— begin GIVEN RECORDS —

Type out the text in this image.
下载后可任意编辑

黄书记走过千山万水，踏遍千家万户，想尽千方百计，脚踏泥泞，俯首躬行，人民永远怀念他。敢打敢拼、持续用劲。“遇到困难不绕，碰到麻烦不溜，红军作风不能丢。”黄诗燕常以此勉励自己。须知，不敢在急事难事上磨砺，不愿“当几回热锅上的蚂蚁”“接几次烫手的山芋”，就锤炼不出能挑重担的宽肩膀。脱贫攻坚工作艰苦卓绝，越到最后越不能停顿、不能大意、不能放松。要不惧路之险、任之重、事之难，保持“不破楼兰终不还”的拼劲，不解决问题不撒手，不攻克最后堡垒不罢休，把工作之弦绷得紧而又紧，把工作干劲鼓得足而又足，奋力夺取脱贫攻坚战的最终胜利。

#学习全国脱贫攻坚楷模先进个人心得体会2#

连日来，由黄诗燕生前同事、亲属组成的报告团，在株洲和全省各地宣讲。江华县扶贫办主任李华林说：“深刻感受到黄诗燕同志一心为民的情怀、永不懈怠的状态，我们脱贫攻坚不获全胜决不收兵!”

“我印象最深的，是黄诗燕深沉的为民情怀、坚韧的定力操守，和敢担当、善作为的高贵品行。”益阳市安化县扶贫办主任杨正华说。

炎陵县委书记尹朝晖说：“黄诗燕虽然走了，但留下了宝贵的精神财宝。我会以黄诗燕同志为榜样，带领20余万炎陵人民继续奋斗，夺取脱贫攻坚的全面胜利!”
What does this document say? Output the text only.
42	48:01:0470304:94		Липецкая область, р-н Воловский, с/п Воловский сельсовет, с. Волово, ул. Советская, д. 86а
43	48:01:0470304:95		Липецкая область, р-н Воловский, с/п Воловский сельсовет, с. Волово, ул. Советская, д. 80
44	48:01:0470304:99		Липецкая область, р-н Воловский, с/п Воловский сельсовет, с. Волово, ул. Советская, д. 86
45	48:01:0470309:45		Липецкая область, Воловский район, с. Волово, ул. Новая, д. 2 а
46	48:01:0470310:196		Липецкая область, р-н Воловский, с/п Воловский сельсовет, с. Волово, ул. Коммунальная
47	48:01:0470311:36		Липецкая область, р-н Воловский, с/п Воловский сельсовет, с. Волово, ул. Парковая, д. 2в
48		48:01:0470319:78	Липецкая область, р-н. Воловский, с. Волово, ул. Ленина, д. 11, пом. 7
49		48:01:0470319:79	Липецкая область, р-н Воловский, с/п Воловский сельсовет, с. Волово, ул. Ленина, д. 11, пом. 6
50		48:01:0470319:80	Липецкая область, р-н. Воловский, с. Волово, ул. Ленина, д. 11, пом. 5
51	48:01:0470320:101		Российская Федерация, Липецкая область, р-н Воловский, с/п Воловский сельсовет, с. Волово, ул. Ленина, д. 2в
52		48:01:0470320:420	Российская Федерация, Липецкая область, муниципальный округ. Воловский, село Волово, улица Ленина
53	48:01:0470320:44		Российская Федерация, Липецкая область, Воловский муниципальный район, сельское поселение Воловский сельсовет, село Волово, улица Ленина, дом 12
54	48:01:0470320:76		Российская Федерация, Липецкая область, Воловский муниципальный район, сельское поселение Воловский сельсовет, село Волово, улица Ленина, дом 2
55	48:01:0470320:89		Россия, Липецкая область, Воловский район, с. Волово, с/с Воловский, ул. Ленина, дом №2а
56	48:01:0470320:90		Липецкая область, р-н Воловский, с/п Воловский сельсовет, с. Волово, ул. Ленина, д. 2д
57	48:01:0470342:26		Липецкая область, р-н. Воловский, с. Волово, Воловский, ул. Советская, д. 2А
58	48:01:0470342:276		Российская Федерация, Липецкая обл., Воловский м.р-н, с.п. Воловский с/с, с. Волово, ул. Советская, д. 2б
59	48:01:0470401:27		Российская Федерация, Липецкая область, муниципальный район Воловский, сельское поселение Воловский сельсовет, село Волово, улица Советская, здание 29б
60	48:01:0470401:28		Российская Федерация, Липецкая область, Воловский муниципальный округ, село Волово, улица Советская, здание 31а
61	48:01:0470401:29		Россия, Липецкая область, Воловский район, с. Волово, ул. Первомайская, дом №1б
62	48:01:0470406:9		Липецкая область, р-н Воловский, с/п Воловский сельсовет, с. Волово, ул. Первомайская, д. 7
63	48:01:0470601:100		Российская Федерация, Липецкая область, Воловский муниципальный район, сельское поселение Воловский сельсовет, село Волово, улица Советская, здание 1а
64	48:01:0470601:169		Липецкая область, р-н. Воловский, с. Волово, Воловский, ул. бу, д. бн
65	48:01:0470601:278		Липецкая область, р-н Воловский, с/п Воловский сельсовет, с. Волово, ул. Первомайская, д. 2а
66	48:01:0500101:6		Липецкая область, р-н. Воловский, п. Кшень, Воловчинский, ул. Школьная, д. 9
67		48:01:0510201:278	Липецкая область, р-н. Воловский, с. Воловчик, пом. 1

— end GIVEN RECORDS —

Point out every line holding the string "Россия" and copy it.

- [WRITTEN SOLUTION]:
55	48:01:0470320:89		Россия, Липецкая область, Воловский район, с. Волово, с/с Воловский, ул. Ленина, дом №2а
61	48:01:0470401:29		Россия, Липецкая область, Воловский район, с. Волово, ул. Первомайская, дом №1б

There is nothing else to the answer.